Records |
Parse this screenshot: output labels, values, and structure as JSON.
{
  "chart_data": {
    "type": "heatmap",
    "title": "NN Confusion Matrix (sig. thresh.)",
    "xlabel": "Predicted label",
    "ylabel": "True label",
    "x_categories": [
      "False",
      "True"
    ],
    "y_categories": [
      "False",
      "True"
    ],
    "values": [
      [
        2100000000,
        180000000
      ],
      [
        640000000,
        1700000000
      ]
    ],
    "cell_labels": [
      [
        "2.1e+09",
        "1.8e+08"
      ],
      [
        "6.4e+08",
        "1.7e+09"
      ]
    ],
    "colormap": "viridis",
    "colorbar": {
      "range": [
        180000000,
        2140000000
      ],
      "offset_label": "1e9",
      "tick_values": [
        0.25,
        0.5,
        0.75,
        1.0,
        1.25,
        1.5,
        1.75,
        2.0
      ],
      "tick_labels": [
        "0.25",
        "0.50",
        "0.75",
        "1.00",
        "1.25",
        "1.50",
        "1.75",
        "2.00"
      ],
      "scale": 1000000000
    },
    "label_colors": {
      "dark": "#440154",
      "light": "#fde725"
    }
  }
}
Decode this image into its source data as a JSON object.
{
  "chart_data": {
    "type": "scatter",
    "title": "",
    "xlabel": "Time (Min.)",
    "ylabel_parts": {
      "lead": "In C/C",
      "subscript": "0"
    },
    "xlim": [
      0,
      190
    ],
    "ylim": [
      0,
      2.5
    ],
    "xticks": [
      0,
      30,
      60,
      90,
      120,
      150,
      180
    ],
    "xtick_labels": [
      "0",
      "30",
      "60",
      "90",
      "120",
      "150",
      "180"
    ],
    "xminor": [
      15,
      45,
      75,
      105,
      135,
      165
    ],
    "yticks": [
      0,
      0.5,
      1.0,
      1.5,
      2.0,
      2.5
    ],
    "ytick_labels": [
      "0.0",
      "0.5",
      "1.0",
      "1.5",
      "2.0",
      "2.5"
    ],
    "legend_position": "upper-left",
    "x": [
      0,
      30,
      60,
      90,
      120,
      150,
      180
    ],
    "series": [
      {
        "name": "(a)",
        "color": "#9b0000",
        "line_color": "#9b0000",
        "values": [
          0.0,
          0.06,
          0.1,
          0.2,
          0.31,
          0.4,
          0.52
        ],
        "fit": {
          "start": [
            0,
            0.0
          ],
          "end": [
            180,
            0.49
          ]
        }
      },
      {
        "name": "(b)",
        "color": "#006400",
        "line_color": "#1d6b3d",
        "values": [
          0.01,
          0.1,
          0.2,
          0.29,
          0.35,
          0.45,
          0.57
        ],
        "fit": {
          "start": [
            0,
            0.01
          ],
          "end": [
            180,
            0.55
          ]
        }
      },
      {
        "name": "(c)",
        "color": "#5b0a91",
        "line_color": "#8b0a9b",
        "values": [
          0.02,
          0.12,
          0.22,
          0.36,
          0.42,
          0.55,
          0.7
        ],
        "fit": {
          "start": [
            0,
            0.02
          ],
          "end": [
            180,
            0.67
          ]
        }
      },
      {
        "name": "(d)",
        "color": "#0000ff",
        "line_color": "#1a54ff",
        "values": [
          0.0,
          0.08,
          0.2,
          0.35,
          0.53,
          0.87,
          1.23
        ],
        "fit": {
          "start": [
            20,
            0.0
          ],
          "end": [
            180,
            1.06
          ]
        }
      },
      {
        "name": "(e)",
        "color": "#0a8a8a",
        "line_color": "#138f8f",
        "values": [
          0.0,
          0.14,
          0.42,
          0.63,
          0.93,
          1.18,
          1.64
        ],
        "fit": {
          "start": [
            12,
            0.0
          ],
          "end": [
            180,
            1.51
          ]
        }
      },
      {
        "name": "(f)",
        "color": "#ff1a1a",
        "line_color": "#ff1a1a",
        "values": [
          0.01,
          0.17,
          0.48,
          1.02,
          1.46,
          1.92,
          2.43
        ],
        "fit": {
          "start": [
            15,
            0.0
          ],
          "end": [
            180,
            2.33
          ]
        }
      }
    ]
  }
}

Written problem |
Scan the material and collect every line that contains "this".

Task solution |
Parse this screenshot: output labels, values, and structure as JSON.
Decode this image into its source data as a JSON object.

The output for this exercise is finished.